Aim: Quote every one of the following items word for word, with nothing altered.

Records provided:
——
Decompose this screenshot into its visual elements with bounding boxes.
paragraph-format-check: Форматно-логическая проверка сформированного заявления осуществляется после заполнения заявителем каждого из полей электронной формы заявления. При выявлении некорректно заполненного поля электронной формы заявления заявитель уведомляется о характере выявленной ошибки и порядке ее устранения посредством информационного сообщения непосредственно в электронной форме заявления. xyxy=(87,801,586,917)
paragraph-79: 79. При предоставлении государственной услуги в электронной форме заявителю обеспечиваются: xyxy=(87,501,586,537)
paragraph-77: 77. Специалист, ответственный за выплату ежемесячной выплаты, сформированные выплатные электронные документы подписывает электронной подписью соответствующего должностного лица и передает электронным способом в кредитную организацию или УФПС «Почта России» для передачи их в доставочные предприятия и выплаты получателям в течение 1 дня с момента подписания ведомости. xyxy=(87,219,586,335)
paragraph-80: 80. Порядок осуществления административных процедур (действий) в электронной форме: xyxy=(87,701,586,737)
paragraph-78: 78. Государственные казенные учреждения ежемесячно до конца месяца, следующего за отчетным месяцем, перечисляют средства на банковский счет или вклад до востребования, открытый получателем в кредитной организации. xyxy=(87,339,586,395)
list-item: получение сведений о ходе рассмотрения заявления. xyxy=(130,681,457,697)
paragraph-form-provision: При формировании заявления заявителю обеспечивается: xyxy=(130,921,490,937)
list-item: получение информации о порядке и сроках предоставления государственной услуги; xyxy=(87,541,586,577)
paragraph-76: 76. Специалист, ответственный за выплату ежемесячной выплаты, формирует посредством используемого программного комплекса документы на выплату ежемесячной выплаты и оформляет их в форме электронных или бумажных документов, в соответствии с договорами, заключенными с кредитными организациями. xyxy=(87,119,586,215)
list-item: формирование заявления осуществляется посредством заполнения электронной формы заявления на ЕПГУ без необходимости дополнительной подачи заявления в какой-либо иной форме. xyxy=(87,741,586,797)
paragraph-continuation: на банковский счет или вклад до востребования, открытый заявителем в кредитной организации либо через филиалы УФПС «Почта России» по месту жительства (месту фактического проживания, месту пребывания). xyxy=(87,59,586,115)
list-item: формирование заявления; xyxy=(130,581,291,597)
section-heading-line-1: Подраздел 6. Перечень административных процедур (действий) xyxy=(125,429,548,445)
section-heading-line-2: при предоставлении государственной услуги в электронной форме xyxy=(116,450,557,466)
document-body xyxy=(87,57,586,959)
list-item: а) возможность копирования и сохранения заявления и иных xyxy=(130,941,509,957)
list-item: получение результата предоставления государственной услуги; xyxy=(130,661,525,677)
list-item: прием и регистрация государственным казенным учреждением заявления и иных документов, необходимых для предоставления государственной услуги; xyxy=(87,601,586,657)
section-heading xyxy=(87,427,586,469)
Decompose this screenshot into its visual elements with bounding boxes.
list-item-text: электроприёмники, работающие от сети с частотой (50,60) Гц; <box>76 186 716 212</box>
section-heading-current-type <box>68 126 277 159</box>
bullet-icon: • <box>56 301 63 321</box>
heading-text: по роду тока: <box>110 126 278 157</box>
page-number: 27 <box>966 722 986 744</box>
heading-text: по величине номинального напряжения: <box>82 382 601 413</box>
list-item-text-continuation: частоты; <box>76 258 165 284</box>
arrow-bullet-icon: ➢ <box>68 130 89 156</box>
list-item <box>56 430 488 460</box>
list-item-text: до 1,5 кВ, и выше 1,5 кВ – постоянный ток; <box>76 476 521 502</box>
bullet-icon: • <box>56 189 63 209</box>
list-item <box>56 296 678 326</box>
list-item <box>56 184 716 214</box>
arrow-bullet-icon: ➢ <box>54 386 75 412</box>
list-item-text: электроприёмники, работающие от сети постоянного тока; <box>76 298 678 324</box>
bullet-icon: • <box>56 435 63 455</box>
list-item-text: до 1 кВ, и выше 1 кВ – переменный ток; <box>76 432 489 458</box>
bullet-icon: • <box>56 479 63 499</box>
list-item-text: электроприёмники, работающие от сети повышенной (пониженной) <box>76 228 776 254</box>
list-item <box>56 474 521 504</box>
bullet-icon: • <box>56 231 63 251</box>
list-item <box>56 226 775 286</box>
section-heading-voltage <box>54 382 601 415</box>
——
Exercise response:
Decompose this screenshot into its visual elements with bounding boxes.
paragraph-format-check: Форматно-логическая проверка сформированного заявления осуществляется после заполнения заявителем каждого из полей электронной формы заявления. При выявлении некорректно заполненного поля электронной формы заявления заявитель уведомляется о характере выявленной ошибки и порядке ее устранения посредством информационного сообщения непосредственно в электронной форме заявления. xyxy=(87,801,586,917)
paragraph-79: 79. При предоставлении государственной услуги в электронной форме заявителю обеспечиваются: xyxy=(87,501,586,537)
paragraph-77: 77. Специалист, ответственный за выплату ежемесячной выплаты, сформированные выплатные электронные документы подписывает электронной подписью соответствующего должностного лица и передает электронным способом в кредитную организацию или УФПС «Почта России» для передачи их в доставочные предприятия и выплаты получателям в течение 1 дня с момента подписания ведомости. xyxy=(87,219,586,335)
paragraph-80: 80. Порядок осуществления административных процедур (действий) в электронной форме: xyxy=(87,701,586,737)
paragraph-78: 78. Государственные казенные учреждения ежемесячно до конца месяца, следующего за отчетным месяцем, перечисляют средства на банковский счет или вклад до востребования, открытый получателем в кредитной организации. xyxy=(87,339,586,395)
list-item: получение сведений о ходе рассмотрения заявления. xyxy=(130,681,457,697)
paragraph-form-provision: При формировании заявления заявителю обеспечивается: xyxy=(130,921,490,937)
list-item: получение информации о порядке и сроках предоставления государственной услуги; xyxy=(87,541,586,577)
paragraph-76: 76. Специалист, ответственный за выплату ежемесячной выплаты, формирует посредством используемого программного комплекса документы на выплату ежемесячной выплаты и оформляет их в форме электронных или бумажных документов, в соответствии с договорами, заключенными с кредитными организациями. xyxy=(87,119,586,215)
list-item: формирование заявления осуществляется посредством заполнения электронной формы заявления на ЕПГУ без необходимости дополнительной подачи заявления в какой-либо иной форме. xyxy=(87,741,586,797)
paragraph-continuation: на банковский счет или вклад до востребования, открытый заявителем в кредитной организации либо через филиалы УФПС «Почта России» по месту жительства (месту фактического проживания, месту пребывания). xyxy=(87,59,586,115)
list-item: формирование заявления; xyxy=(130,581,291,597)
section-heading-line-1: Подраздел 6. Перечень административных процедур (действий) xyxy=(125,429,548,445)
section-heading-line-2: при предоставлении государственной услуги в электронной форме xyxy=(116,450,557,466)
document-body xyxy=(87,57,586,959)
list-item: а) возможность копирования и сохранения заявления и иных xyxy=(130,941,509,957)
list-item: получение результата предоставления государственной услуги; xyxy=(130,661,525,677)
list-item: прием и регистрация государственным казенным учреждением заявления и иных документов, необходимых для предоставления государственной услуги; xyxy=(87,601,586,657)
section-heading xyxy=(87,427,586,469)
Decompose this screenshot into its visual elements with bounding boxes.
list-item-text: электроприёмники, работающие от сети с частотой (50,60) Гц; <box>76 186 716 212</box>
section-heading-current-type <box>68 126 277 159</box>
bullet-icon: • <box>56 301 63 321</box>
heading-text: по роду тока: <box>110 126 278 157</box>
page-number: 27 <box>966 722 986 744</box>
heading-text: по величине номинального напряжения: <box>82 382 601 413</box>
list-item-text-continuation: частоты; <box>76 258 165 284</box>
arrow-bullet-icon: ➢ <box>68 130 89 156</box>
list-item <box>56 430 488 460</box>
list-item-text: до 1,5 кВ, и выше 1,5 кВ – постоянный ток; <box>76 476 521 502</box>
bullet-icon: • <box>56 189 63 209</box>
list-item <box>56 296 678 326</box>
list-item <box>56 184 716 214</box>
arrow-bullet-icon: ➢ <box>54 386 75 412</box>
list-item-text: электроприёмники, работающие от сети постоянного тока; <box>76 298 678 324</box>
bullet-icon: • <box>56 435 63 455</box>
list-item-text: до 1 кВ, и выше 1 кВ – переменный ток; <box>76 432 489 458</box>
bullet-icon: • <box>56 479 63 499</box>
list-item-text: электроприёмники, работающие от сети повышенной (пониженной) <box>76 228 776 254</box>
list-item <box>56 474 521 504</box>
bullet-icon: • <box>56 231 63 251</box>
list-item <box>56 226 775 286</box>
section-heading-voltage <box>54 382 601 415</box>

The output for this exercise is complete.